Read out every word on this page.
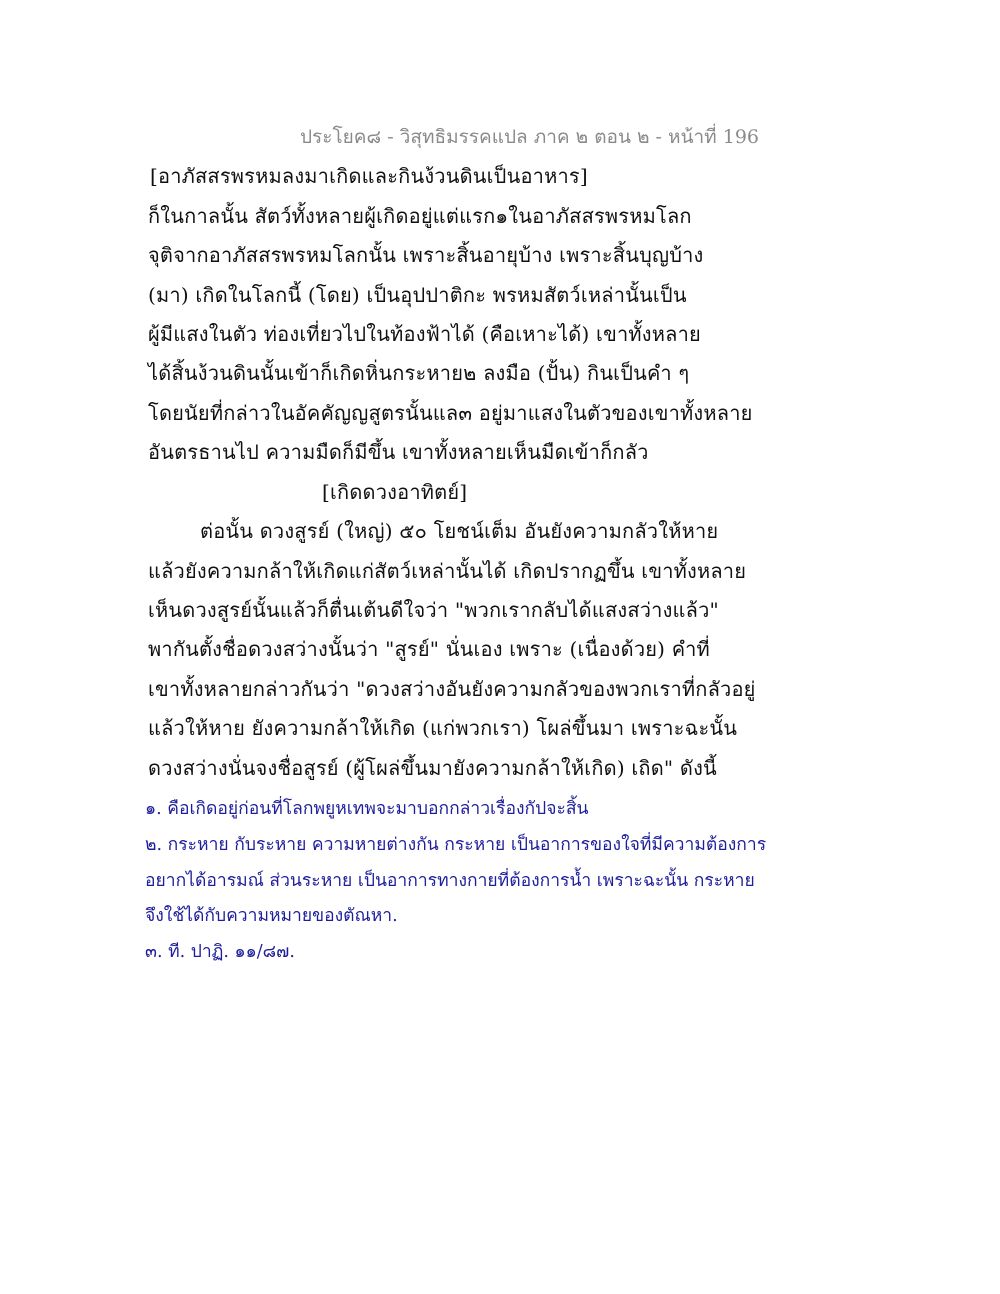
ประโยค๘ - วิสุทธิมรรคแปล ภาค ๒ ตอน ๒ - หน้าที่ 196
[อาภัสสรพรหมลงมาเกิดและกินง้วนดินเป็นอาหาร]
ก็ในกาลนั้น สัตว์ทั้งหลายผู้เกิดอยู่แต่แรก๑ในอาภัสสรพรหมโลก
จุติจากอาภัสสรพรหมโลกนั้น เพราะสิ้นอายุบ้าง เพราะสิ้นบุญบ้าง
(มา) เกิดในโลกนี้ (โดย) เป็นอุปปาติกะ พรหมสัตว์เหล่านั้นเป็น
ผู้มีแสงในตัว ท่องเที่ยวไปในท้องฟ้าได้ (คือเหาะได้) เขาทั้งหลาย
ได้สิ้นง้วนดินนั้นเข้าก็เกิดหิ่นกระหาย๒ ลงมือ (ปั้น) กินเป็นคำ ๆ
โดยนัยที่กล่าวในอัคคัญญสูตรนั้นแล๓ อยู่มาแสงในตัวของเขาทั้งหลาย
อันตรธานไป ความมืดก็มีขึ้น เขาทั้งหลายเห็นมืดเข้าก็กลัว
[เกิดดวงอาทิตย์]
ต่อนั้น ดวงสูรย์ (ใหญ่) ๕๐ โยชน์เต็ม อันยังความกลัวให้หาย
แล้วยังความกล้าให้เกิดแก่สัตว์เหล่านั้นได้ เกิดปรากฏขึ้น เขาทั้งหลาย
เห็นดวงสูรย์นั้นแล้วก็ตื่นเต้นดีใจว่า "พวกเรากลับได้แสงสว่างแล้ว"
พากันตั้งชื่อดวงสว่างนั้นว่า "สูรย์" นั่นเอง เพราะ (เนื่องด้วย) คำที่
เขาทั้งหลายกล่าวกันว่า "ดวงสว่างอันยังความกลัวของพวกเราที่กลัวอยู่
แล้วให้หาย ยังความกล้าให้เกิด (แก่พวกเรา) โผล่ขึ้นมา เพราะฉะนั้น
ดวงสว่างนั่นจงชื่อสูรย์ (ผู้โผล่ขึ้นมายังความกล้าให้เกิด) เถิด" ดังนี้
๑. คือเกิดอยู่ก่อนที่โลกพยูหเทพจะมาบอกกล่าวเรื่องกัปจะสิ้น
๒. กระหาย กับระหาย ความหายต่างกัน กระหาย เป็นอาการของใจที่มีความต้องการ
อยากได้อารมณ์ ส่วนระหาย เป็นอาการทางกายที่ต้องการน้ำ เพราะฉะนั้น กระหาย
จึงใช้ได้กับความหมายของตัณหา.
๓. ที. ปาฏิ. ๑๑/๘๗.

====================

Prompt: Copy all lines above containing the string "งความกล".

Correct result:
ต่อนั้น ดวงสูรย์ (ใหญ่) ๕๐ โยชน์เต็ม อันยังความกลัวให้หาย
แล้วยังความกล้าให้เกิดแก่สัตว์เหล่านั้นได้ เกิดปรากฏขึ้น เขาทั้งหลาย
เขาทั้งหลายกล่าวกันว่า "ดวงสว่างอันยังความกลัวของพวกเราที่กลัวอยู่
แล้วให้หาย ยังความกล้าให้เกิด (แก่พวกเรา) โผล่ขึ้นมา เพราะฉะนั้น
ดวงสว่างนั่นจงชื่อสูรย์ (ผู้โผล่ขึ้นมายังความกล้าให้เกิด) เถิด" ดังนี้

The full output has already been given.